__What to produce__: Copy the records word for word, starting at the line that contains "Patent image size: (1020, 1303)." and ending after the line that contains "The curvilinear coordinate system 600 is".

__Provided data__:
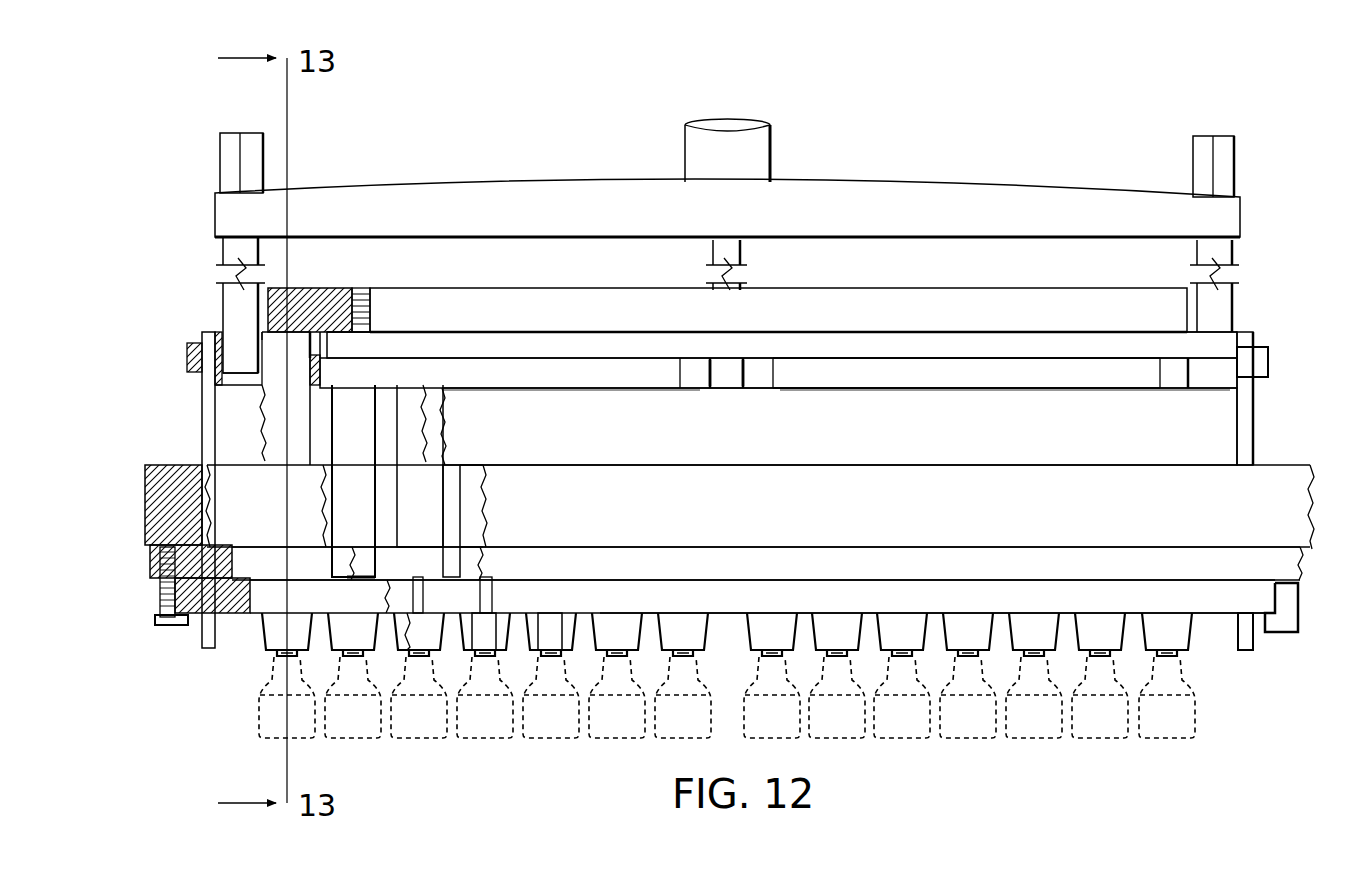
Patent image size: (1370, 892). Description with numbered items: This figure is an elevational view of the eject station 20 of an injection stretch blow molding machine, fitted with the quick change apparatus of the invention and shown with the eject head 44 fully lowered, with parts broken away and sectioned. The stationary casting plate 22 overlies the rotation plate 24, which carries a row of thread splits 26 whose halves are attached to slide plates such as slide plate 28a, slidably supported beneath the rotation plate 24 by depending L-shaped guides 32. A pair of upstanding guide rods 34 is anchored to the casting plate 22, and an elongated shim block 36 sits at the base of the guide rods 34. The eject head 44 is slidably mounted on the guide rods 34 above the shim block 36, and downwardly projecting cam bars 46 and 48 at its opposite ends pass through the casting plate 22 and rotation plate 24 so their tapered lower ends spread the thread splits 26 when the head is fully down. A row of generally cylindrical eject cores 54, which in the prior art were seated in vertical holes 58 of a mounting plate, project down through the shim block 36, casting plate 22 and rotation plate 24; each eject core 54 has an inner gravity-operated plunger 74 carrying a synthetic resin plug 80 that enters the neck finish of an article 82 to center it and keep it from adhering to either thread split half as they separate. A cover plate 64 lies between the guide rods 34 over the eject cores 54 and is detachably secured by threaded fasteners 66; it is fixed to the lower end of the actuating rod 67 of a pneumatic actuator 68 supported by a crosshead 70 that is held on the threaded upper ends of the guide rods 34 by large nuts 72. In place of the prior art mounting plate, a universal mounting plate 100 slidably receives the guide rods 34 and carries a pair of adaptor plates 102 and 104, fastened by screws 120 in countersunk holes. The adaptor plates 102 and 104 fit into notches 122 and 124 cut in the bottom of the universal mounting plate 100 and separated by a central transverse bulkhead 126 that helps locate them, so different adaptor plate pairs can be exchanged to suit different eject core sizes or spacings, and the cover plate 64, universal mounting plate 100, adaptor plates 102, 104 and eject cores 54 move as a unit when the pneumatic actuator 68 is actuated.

The eject station 20 is at (1128, 116).
The casting plate 22 is at (1300, 517).
The rotation plate 24 is at (1295, 568).
The thread splits 26 is at (261, 641).
The slide plate 28a is at (1212, 600).
The L-shaped guides 32 is at (1295, 612).
The guide rods 34 is at (228, 299).
The shim block 36 is at (1218, 438).
The eject head 44 is at (951, 287).
The cam bar 46 is at (208, 410).
The cam bar 48 is at (1255, 407).
The eject cores 54 is at (386, 414).
The vertical holes 58 is at (270, 425).
The cover plate 64 is at (488, 300).
The threaded fasteners 66 is at (366, 290).
The actuating rod 67 is at (745, 277).
The pneumatic actuator 68 is at (772, 147).
The crosshead 70 is at (554, 190).
The large nuts 72 is at (227, 158).
The plunger 74 is at (423, 593).
The plug 80 is at (497, 616).
The article 82 is at (1170, 727).
The universal mounting plate 100 is at (614, 345).
The adaptor plate 102 is at (489, 380).
The adaptor plate 104 is at (958, 380).
The screws 120 is at (313, 288).
The notch 122 is at (462, 362).
The notch 124 is at (928, 368).
The bulkhead 126 is at (725, 378).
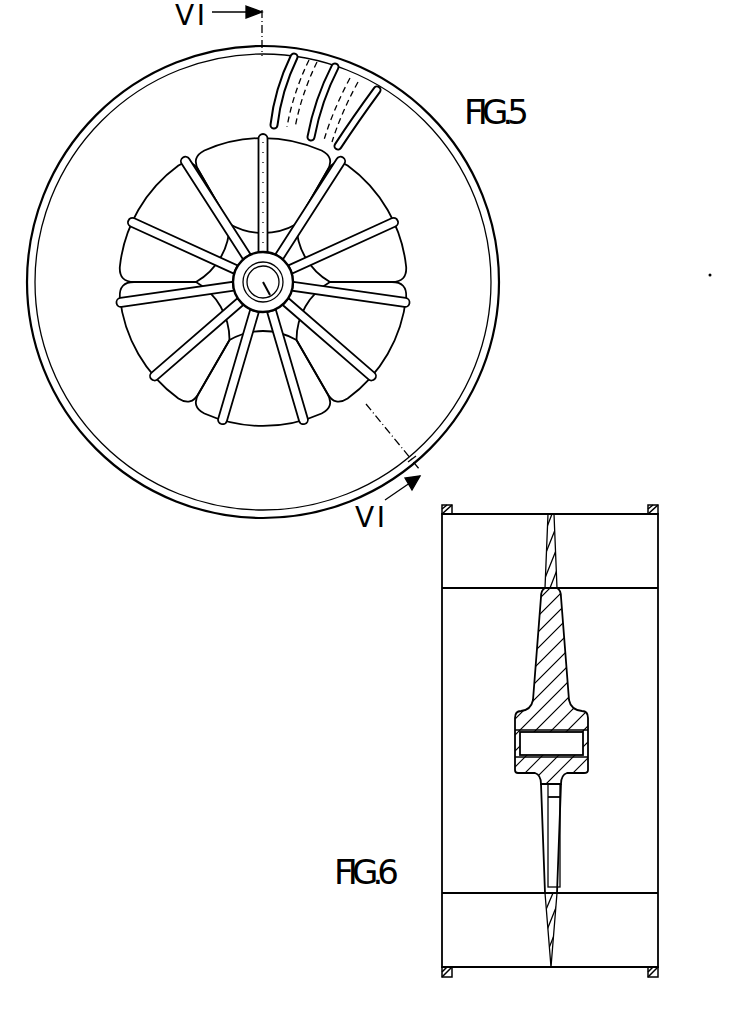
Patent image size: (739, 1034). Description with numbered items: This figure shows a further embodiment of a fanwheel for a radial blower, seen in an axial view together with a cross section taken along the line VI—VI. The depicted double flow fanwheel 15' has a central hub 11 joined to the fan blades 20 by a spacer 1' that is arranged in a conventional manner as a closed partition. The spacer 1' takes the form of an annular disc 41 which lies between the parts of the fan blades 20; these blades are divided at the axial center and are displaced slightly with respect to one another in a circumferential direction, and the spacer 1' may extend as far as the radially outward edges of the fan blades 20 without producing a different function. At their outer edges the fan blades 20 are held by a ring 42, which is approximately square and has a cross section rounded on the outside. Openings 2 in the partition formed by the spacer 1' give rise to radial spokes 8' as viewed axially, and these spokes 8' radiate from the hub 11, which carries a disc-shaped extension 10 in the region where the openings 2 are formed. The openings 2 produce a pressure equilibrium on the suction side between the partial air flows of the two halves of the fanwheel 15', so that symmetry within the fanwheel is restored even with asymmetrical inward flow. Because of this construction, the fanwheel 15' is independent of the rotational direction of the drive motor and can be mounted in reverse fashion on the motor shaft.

In FIG. 5, the double flow fanwheel 15′ is at (495, 234).
In FIG. 6, the double flow fanwheel 15′ is at (430, 653).
In FIG. 5, the ring 42 is at (467, 183).
In FIG. 6, the ring 42 is at (451, 506).
In FIG. 5, the annular disc 41 is at (237, 480).
In FIG. 6, the annular disc 41 is at (556, 546).
In FIG. 5, the openings 2 is at (313, 395).
In FIG. 6, the openings 2 is at (553, 834).
In FIG. 5, the radial spokes 8′ is at (302, 364).
In FIG. 6, the radial spokes 8′ is at (562, 648).
In FIG. 5, the hub 11 is at (248, 306).
In FIG. 6, the hub 11 is at (576, 718).
In FIG. 5, the fan blades 20 is at (300, 70).
In FIG. 6, the spacer 1′ is at (528, 665).
In FIG. 6, the disc-shaped extension 10 is at (553, 797).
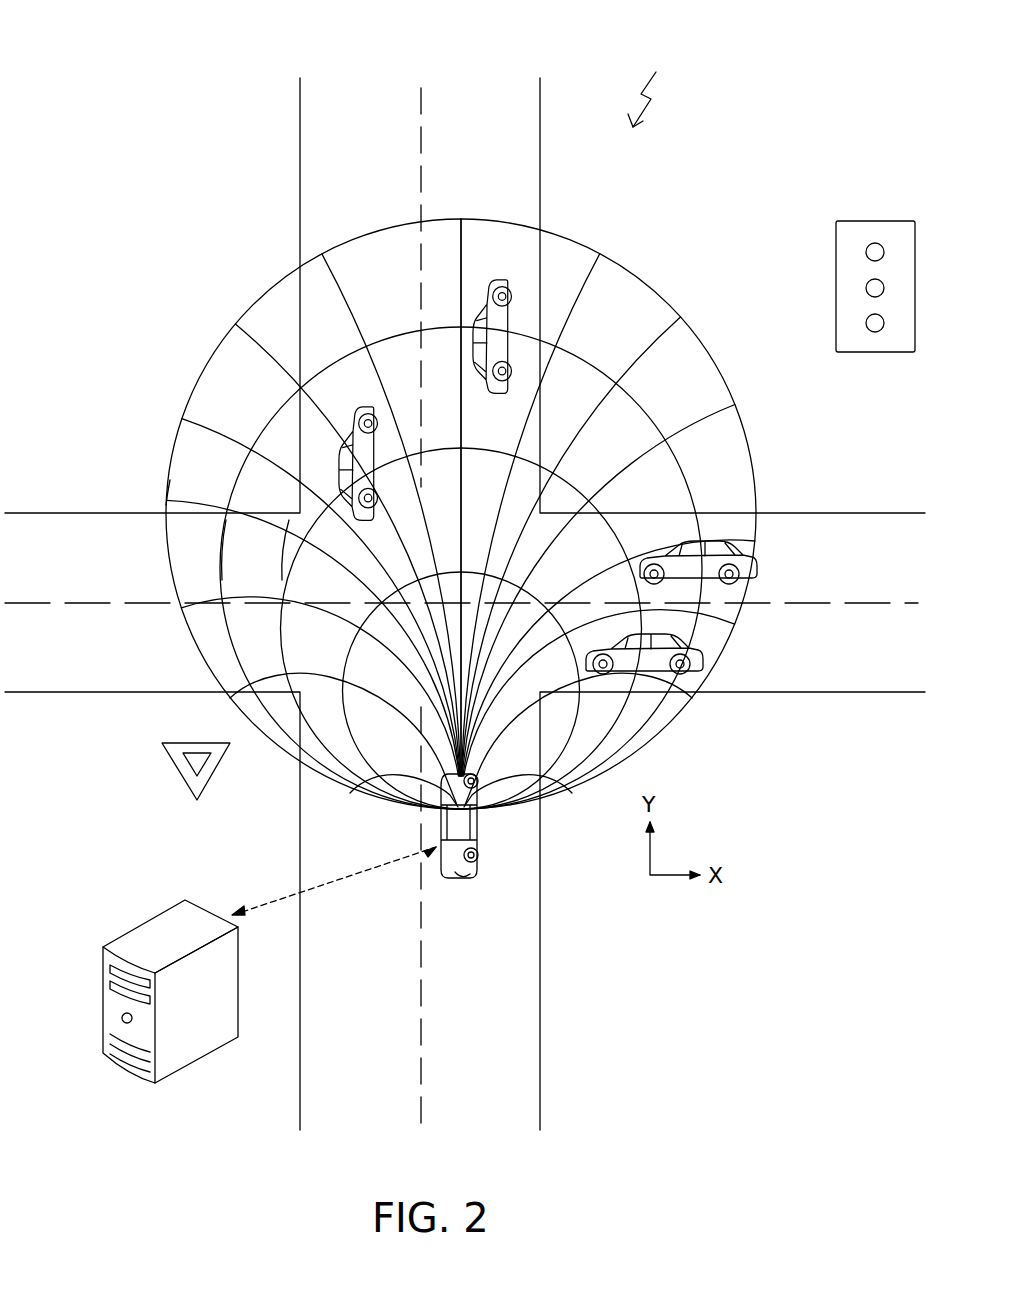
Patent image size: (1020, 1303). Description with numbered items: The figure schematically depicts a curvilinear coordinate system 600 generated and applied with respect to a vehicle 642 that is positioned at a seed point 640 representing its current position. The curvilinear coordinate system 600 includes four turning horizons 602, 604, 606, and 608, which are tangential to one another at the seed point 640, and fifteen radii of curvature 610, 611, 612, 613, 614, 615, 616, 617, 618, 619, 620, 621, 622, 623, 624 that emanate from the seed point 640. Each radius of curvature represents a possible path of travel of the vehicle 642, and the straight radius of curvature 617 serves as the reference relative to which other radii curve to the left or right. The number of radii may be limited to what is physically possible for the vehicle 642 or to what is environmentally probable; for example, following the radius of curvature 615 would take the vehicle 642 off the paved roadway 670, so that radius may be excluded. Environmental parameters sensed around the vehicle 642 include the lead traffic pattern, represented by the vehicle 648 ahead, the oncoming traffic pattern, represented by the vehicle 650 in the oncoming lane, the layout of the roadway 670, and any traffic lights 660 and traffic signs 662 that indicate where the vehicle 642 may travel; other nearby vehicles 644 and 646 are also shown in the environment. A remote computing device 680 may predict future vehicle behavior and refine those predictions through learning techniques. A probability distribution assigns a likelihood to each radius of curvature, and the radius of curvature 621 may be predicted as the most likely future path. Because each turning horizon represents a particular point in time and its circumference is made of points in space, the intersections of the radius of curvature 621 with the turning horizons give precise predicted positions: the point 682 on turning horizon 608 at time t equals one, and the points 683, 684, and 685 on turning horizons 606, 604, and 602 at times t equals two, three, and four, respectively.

The curvilinear coordinate system 600 is at (660, 84).
The turning horizon 602 is at (622, 266).
The turning horizon 604 is at (598, 368).
The turning horizon 606 is at (548, 470).
The turning horizon 608 is at (462, 535).
The radius of curvature 610 is at (556, 790).
The radius of curvature 611 is at (677, 710).
The radius of curvature 612 is at (738, 622).
The radius of curvature 613 is at (757, 541).
The radius of curvature 614 is at (733, 412).
The radius of curvature 615 is at (682, 322).
The radius of curvature 616 is at (600, 255).
The straight radius of curvature 617 is at (458, 228).
The radius of curvature 618 is at (328, 258).
The radius of curvature 619 is at (237, 325).
The radius of curvature 620 is at (183, 418).
The radius of curvature 621 is at (166, 500).
The radius of curvature 622 is at (181, 608).
The radius of curvature 623 is at (230, 700).
The radius of curvature 624 is at (365, 790).
The seed point 640 is at (477, 832).
The vehicle 642 is at (470, 880).
The other vehicle 644 is at (703, 665).
The other vehicle 646 is at (757, 566).
The vehicle 648 is at (492, 278).
The vehicle 650 is at (345, 412).
The traffic light 660 is at (860, 220).
The traffic sign 662 is at (162, 775).
The paved roadway 670 is at (298, 158).
The remote computing device 680 is at (150, 922).
The point 682 is at (378, 606).
The point 683 is at (296, 552).
The point 684 is at (220, 548).
The point 685 is at (170, 520).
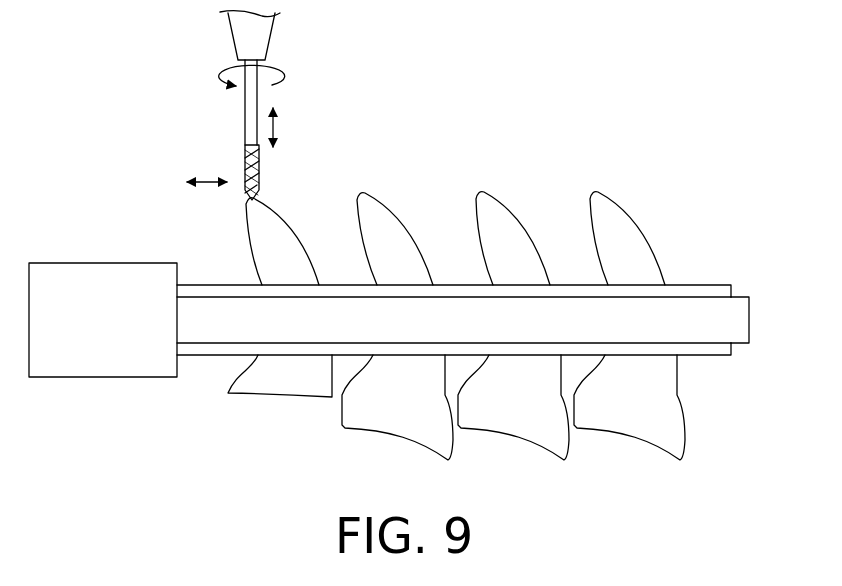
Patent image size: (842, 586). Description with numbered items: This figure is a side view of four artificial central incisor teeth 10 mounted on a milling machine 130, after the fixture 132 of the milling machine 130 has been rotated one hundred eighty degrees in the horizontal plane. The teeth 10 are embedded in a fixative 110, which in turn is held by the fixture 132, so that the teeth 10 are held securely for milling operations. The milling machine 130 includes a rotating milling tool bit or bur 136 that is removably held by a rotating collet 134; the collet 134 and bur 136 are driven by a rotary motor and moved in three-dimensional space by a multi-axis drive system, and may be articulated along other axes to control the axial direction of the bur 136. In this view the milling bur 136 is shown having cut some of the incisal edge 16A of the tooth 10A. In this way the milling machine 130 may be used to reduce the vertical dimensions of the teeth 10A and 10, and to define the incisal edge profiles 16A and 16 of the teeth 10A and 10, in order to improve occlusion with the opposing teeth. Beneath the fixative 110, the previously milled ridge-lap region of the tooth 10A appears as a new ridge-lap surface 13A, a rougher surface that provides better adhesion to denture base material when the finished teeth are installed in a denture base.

The central incisor teeth 10 is at (386, 163).
The tooth 10A is at (214, 385).
The new ridge-lap surface 13A is at (280, 397).
The incisal edge profiles 16 is at (356, 196).
The incisal edge 16A is at (262, 186).
The fixative 110 is at (705, 285).
The milling machine 130 is at (160, 163).
The fixture 132 is at (752, 320).
The rotating collet 134 is at (272, 30).
The milling bur 136 is at (245, 113).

__Complete response__:
Patent image size: (1020, 1303). Description with numbered items: The figure schematically depicts a curvilinear coordinate system 600 generated and applied with respect to a vehicle 642 that is positioned at a seed point 640 representing its current position. The curvilinear coordinate system 600 includes four turning horizons 602, 604, 606, and 608, which are tangential to one another at the seed point 640, and fifteen radii of curvature 610, 611, 612, 613, 614, 615, 616, 617, 618, 619, 620, 621, 622, 623, 624 that emanate from the seed point 640. Each radius of curvature represents a possible path of travel of the vehicle 642, and the straight radius of curvature 617 serves as the reference relative to which other radii curve to the left or right. The number of radii may be limited to what is physically possible for the vehicle 642 or to what is environmentally probable; for example, following the radius of curvature 615 would take the vehicle 642 off the paved roadway 670, so that radius may be excluded. Environmental parameters sensed around the vehicle 642 include the lead traffic pattern, represented by the vehicle 648 ahead, the oncoming traffic pattern, represented by the vehicle 650 in the oncoming lane, the layout of the roadway 670, and any traffic lights 660 and traffic signs 662 that indicate where the vehicle 642 may travel; other nearby vehicles 644 and 646 are also shown in the environment. A remote computing device 680 may predict future vehicle behavior and refine those predictions through learning techniques. A probability distribution assigns a likelihood to each radius of curvature, and the radius of curvature 621 may be predicted as the most likely future path. Because each turning horizon represents a particular point in time and its circumference is made of points in space, the intersections of the radius of curvature 621 with the turning horizons give precise predicted positions: the point 682 on turning horizon 608 at time t equals one, and the points 683, 684, and 685 on turning horizons 606, 604, and 602 at times t equals two, three, and four, respectively.

The curvilinear coordinate system 600 is at (660, 84).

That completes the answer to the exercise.